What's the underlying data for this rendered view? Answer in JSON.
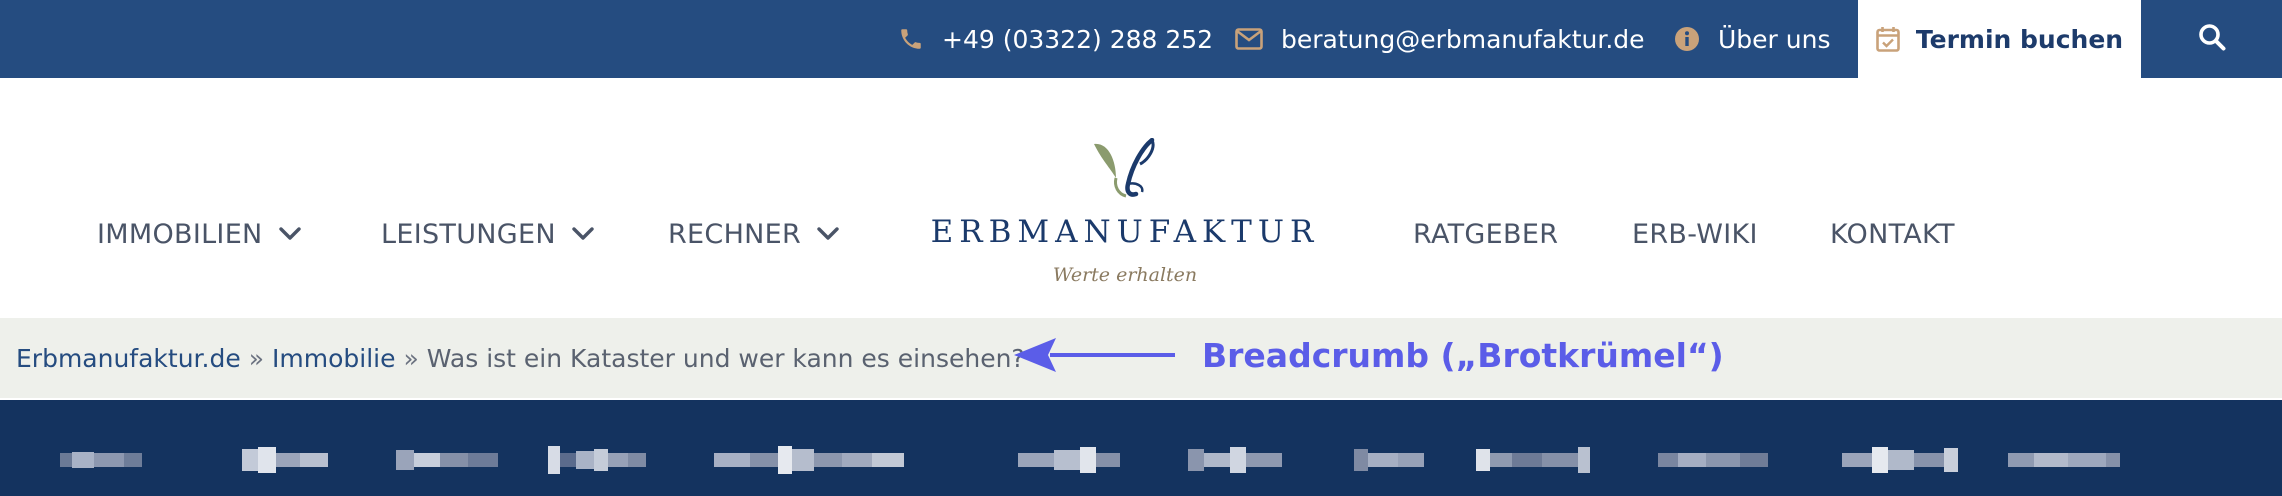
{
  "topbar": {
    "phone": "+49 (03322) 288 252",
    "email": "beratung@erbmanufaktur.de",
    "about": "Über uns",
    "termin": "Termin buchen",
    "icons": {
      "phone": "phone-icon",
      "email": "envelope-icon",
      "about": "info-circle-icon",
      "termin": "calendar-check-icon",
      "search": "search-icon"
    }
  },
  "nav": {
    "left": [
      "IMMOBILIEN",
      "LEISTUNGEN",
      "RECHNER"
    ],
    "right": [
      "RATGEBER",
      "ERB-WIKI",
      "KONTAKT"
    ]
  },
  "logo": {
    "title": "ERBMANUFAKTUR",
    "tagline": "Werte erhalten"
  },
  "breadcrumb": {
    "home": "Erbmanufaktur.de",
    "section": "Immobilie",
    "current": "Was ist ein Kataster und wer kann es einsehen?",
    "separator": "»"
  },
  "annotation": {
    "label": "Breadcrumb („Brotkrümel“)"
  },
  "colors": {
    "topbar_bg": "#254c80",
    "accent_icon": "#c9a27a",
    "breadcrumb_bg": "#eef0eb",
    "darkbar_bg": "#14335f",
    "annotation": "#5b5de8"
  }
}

→ **WHAT YOU WILL DO**
Write out all the entries again, word for word, and print no images.

→ **TASK OUTPUT**
What's the underlying data for this rendered view? Answer in JSON.
{
  "topbar": {
    "phone": "+49 (03322) 288 252",
    "email": "beratung@erbmanufaktur.de",
    "about": "Über uns",
    "termin": "Termin buchen",
    "icons": {
      "phone": "phone-icon",
      "email": "envelope-icon",
      "about": "info-circle-icon",
      "termin": "calendar-check-icon",
      "search": "search-icon"
    }
  },
  "nav": {
    "left": [
      "IMMOBILIEN",
      "LEISTUNGEN",
      "RECHNER"
    ],
    "right": [
      "RATGEBER",
      "ERB-WIKI",
      "KONTAKT"
    ]
  },
  "logo": {
    "title": "ERBMANUFAKTUR",
    "tagline": "Werte erhalten"
  },
  "breadcrumb": {
    "home": "Erbmanufaktur.de",
    "section": "Immobilie",
    "current": "Was ist ein Kataster und wer kann es einsehen?",
    "separator": "»"
  },
  "annotation": {
    "label": "Breadcrumb („Brotkrümel“)"
  },
  "colors": {
    "topbar_bg": "#254c80",
    "accent_icon": "#c9a27a",
    "breadcrumb_bg": "#eef0eb",
    "darkbar_bg": "#14335f",
    "annotation": "#5b5de8"
  }
}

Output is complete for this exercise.